Copy all of the material below exactly.

┌──

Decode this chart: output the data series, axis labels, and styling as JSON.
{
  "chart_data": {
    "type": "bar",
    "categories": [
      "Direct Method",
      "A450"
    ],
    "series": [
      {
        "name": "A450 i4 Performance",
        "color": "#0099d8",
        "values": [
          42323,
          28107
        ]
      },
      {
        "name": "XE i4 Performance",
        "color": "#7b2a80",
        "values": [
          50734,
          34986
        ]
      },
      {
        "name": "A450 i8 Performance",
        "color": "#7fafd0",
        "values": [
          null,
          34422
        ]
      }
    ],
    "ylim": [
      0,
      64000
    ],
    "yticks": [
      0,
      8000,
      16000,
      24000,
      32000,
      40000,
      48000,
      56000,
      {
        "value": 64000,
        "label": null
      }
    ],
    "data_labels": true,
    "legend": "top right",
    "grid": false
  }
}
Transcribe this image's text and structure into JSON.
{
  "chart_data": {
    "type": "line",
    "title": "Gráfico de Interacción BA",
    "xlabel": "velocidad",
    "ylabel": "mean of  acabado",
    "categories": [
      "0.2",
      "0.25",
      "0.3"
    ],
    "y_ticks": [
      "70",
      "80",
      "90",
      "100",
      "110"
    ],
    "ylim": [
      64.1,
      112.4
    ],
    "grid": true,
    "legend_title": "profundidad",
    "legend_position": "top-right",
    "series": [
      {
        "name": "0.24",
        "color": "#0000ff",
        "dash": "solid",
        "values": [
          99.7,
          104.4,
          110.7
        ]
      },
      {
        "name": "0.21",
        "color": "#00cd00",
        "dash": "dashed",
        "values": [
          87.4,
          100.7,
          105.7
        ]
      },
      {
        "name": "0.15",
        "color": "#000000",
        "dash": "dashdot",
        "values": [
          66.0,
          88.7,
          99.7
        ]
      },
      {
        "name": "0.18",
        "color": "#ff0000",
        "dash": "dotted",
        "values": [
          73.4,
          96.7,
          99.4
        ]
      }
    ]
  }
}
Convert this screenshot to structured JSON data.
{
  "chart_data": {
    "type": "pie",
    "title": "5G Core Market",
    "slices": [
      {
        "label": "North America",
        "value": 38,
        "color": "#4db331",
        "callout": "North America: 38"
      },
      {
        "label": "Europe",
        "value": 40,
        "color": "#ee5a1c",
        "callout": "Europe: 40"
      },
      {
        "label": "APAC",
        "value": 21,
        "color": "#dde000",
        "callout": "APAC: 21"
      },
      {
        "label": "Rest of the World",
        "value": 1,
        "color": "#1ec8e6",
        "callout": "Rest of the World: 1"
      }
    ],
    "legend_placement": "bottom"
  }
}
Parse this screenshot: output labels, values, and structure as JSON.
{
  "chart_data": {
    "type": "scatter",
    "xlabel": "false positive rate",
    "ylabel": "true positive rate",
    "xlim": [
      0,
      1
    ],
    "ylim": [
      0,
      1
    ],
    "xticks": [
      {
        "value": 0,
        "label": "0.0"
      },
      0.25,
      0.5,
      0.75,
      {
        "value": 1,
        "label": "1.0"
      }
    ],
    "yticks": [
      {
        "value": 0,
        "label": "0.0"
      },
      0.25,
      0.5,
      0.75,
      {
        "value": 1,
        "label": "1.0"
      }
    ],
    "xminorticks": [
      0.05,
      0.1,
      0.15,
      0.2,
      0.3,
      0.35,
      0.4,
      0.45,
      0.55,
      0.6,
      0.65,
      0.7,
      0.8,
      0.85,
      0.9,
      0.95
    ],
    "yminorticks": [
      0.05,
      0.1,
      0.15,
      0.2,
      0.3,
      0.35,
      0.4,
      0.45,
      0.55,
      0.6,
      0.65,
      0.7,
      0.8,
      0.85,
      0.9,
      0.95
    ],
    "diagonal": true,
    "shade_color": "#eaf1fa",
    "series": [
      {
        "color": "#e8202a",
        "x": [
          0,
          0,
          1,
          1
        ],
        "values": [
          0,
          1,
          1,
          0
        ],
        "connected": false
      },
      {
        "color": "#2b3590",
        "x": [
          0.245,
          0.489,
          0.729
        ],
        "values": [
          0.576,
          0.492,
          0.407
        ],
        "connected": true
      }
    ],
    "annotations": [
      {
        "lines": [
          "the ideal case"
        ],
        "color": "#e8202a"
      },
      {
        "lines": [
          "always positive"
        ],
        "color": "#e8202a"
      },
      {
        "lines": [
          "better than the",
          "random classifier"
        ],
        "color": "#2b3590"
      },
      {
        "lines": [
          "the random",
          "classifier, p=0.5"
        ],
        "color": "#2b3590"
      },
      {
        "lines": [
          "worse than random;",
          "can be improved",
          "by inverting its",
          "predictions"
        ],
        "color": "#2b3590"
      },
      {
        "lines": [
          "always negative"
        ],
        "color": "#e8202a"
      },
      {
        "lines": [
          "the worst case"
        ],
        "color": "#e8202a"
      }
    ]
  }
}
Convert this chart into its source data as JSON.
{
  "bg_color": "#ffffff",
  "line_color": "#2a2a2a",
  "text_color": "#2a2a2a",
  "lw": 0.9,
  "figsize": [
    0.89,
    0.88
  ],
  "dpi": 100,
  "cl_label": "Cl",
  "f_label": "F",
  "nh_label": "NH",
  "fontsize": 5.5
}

└──

_Solution to the exercise:_
Decode this chart: output the data series, axis labels, and styling as JSON.
{
  "chart_data": {
    "type": "bar",
    "categories": [
      "Direct Method",
      "A450"
    ],
    "series": [
      {
        "name": "A450 i4 Performance",
        "color": "#0099d8",
        "values": [
          42323,
          28107
        ]
      },
      {
        "name": "XE i4 Performance",
        "color": "#7b2a80",
        "values": [
          50734,
          34986
        ]
      },
      {
        "name": "A450 i8 Performance",
        "color": "#7fafd0",
        "values": [
          null,
          34422
        ]
      }
    ],
    "ylim": [
      0,
      64000
    ],
    "yticks": [
      0,
      8000,
      16000,
      24000,
      32000,
      40000,
      48000,
      56000,
      {
        "value": 64000,
        "label": null
      }
    ],
    "data_labels": true,
    "legend": "top right",
    "grid": false
  }
}
Transcribe this image's text and structure into JSON.
{
  "chart_data": {
    "type": "line",
    "title": "Gráfico de Interacción BA",
    "xlabel": "velocidad",
    "ylabel": "mean of  acabado",
    "categories": [
      "0.2",
      "0.25",
      "0.3"
    ],
    "y_ticks": [
      "70",
      "80",
      "90",
      "100",
      "110"
    ],
    "ylim": [
      64.1,
      112.4
    ],
    "grid": true,
    "legend_title": "profundidad",
    "legend_position": "top-right",
    "series": [
      {
        "name": "0.24",
        "color": "#0000ff",
        "dash": "solid",
        "values": [
          99.7,
          104.4,
          110.7
        ]
      },
      {
        "name": "0.21",
        "color": "#00cd00",
        "dash": "dashed",
        "values": [
          87.4,
          100.7,
          105.7
        ]
      },
      {
        "name": "0.15",
        "color": "#000000",
        "dash": "dashdot",
        "values": [
          66.0,
          88.7,
          99.7
        ]
      },
      {
        "name": "0.18",
        "color": "#ff0000",
        "dash": "dotted",
        "values": [
          73.4,
          96.7,
          99.4
        ]
      }
    ]
  }
}
Convert this screenshot to structured JSON data.
{
  "chart_data": {
    "type": "pie",
    "title": "5G Core Market",
    "slices": [
      {
        "label": "North America",
        "value": 38,
        "color": "#4db331",
        "callout": "North America: 38"
      },
      {
        "label": "Europe",
        "value": 40,
        "color": "#ee5a1c",
        "callout": "Europe: 40"
      },
      {
        "label": "APAC",
        "value": 21,
        "color": "#dde000",
        "callout": "APAC: 21"
      },
      {
        "label": "Rest of the World",
        "value": 1,
        "color": "#1ec8e6",
        "callout": "Rest of the World: 1"
      }
    ],
    "legend_placement": "bottom"
  }
}
Parse this screenshot: output labels, values, and structure as JSON.
{
  "chart_data": {
    "type": "scatter",
    "xlabel": "false positive rate",
    "ylabel": "true positive rate",
    "xlim": [
      0,
      1
    ],
    "ylim": [
      0,
      1
    ],
    "xticks": [
      {
        "value": 0,
        "label": "0.0"
      },
      0.25,
      0.5,
      0.75,
      {
        "value": 1,
        "label": "1.0"
      }
    ],
    "yticks": [
      {
        "value": 0,
        "label": "0.0"
      },
      0.25,
      0.5,
      0.75,
      {
        "value": 1,
        "label": "1.0"
      }
    ],
    "xminorticks": [
      0.05,
      0.1,
      0.15,
      0.2,
      0.3,
      0.35,
      0.4,
      0.45,
      0.55,
      0.6,
      0.65,
      0.7,
      0.8,
      0.85,
      0.9,
      0.95
    ],
    "yminorticks": [
      0.05,
      0.1,
      0.15,
      0.2,
      0.3,
      0.35,
      0.4,
      0.45,
      0.55,
      0.6,
      0.65,
      0.7,
      0.8,
      0.85,
      0.9,
      0.95
    ],
    "diagonal": true,
    "shade_color": "#eaf1fa",
    "series": [
      {
        "color": "#e8202a",
        "x": [
          0,
          0,
          1,
          1
        ],
        "values": [
          0,
          1,
          1,
          0
        ],
        "connected": false
      },
      {
        "color": "#2b3590",
        "x": [
          0.245,
          0.489,
          0.729
        ],
        "values": [
          0.576,
          0.492,
          0.407
        ],
        "connected": true
      }
    ],
    "annotations": [
      {
        "lines": [
          "the ideal case"
        ],
        "color": "#e8202a"
      },
      {
        "lines": [
          "always positive"
        ],
        "color": "#e8202a"
      },
      {
        "lines": [
          "better than the",
          "random classifier"
        ],
        "color": "#2b3590"
      },
      {
        "lines": [
          "the random",
          "classifier, p=0.5"
        ],
        "color": "#2b3590"
      },
      {
        "lines": [
          "worse than random;",
          "can be improved",
          "by inverting its",
          "predictions"
        ],
        "color": "#2b3590"
      },
      {
        "lines": [
          "always negative"
        ],
        "color": "#e8202a"
      },
      {
        "lines": [
          "the worst case"
        ],
        "color": "#e8202a"
      }
    ]
  }
}
Convert this chart into its source data as JSON.
{
  "bg_color": "#ffffff",
  "line_color": "#2a2a2a",
  "text_color": "#2a2a2a",
  "lw": 0.9,
  "figsize": [
    0.89,
    0.88
  ],
  "dpi": 100,
  "cl_label": "Cl",
  "f_label": "F",
  "nh_label": "NH",
  "fontsize": 5.5
}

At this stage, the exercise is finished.